--- Start of Data to process ---

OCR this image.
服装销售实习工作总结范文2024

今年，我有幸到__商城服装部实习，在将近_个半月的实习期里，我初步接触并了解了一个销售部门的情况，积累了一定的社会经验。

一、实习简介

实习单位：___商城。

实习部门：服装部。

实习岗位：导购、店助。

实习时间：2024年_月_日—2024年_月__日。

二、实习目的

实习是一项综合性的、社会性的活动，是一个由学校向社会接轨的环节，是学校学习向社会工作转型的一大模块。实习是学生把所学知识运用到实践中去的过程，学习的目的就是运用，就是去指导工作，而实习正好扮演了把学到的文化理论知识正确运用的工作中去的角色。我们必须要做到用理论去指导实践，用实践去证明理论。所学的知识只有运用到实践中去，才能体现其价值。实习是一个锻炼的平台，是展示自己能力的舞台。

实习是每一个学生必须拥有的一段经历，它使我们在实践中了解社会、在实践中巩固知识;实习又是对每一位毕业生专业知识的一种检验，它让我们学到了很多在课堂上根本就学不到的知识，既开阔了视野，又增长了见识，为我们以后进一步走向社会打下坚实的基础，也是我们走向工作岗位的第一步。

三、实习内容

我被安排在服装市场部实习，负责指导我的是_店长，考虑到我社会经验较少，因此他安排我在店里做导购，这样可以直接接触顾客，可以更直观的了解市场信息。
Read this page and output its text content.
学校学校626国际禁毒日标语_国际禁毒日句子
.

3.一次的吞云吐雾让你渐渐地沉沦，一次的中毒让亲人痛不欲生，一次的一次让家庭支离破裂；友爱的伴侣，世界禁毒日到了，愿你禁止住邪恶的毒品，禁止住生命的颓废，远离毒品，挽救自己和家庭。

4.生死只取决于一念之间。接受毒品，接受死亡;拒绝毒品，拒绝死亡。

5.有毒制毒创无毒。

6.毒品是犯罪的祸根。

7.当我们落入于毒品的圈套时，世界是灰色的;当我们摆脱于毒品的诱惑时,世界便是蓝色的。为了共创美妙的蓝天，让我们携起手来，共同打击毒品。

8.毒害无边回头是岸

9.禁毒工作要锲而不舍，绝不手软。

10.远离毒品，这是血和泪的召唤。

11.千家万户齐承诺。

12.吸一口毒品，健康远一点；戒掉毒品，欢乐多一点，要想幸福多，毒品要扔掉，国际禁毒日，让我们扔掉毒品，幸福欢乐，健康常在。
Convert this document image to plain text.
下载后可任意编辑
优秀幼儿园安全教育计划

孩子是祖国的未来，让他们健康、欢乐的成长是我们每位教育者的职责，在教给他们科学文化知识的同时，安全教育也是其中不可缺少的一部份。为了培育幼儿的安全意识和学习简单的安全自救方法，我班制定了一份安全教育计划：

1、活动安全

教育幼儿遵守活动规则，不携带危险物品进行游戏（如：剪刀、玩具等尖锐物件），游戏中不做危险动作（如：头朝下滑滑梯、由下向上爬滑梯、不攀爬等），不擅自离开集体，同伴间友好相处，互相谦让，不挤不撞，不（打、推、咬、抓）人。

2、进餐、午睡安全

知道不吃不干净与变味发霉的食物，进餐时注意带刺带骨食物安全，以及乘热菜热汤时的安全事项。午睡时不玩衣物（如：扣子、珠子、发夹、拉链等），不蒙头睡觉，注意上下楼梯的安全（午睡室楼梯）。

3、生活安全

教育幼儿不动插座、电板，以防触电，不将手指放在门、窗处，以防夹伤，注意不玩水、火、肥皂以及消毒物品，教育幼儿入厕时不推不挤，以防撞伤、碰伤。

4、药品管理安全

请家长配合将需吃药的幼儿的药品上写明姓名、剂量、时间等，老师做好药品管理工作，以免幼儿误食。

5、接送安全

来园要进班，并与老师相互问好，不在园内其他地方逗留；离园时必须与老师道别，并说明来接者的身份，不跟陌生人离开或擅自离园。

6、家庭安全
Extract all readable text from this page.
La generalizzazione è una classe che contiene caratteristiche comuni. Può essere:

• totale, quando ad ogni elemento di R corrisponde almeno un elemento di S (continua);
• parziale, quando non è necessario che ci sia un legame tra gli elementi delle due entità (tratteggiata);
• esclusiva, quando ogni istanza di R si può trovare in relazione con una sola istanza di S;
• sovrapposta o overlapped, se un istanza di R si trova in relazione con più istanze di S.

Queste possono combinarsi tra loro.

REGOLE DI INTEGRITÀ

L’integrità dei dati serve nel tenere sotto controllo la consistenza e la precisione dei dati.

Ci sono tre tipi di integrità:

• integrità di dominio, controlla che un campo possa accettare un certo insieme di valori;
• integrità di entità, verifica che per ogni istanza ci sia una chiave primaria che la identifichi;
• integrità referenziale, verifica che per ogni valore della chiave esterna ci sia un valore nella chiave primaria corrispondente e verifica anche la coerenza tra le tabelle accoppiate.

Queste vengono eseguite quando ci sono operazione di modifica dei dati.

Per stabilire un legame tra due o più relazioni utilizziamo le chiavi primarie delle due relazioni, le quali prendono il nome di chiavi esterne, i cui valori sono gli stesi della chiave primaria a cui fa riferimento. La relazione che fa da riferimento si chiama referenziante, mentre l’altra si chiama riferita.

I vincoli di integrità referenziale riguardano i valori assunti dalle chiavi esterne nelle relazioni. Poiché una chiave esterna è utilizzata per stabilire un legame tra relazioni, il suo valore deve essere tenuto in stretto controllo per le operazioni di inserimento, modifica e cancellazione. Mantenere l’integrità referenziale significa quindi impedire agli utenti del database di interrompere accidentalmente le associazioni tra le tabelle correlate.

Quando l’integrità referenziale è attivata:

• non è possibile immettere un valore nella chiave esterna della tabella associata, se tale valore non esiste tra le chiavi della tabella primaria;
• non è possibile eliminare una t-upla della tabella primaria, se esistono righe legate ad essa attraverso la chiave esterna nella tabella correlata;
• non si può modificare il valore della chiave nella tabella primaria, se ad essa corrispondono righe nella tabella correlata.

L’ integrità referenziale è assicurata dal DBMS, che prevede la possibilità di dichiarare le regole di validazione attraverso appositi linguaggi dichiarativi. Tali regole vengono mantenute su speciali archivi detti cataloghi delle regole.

--- End of Data to process ---

Check every line of the records above for the string "verifica" and say how many contain it, giving the number alone.

2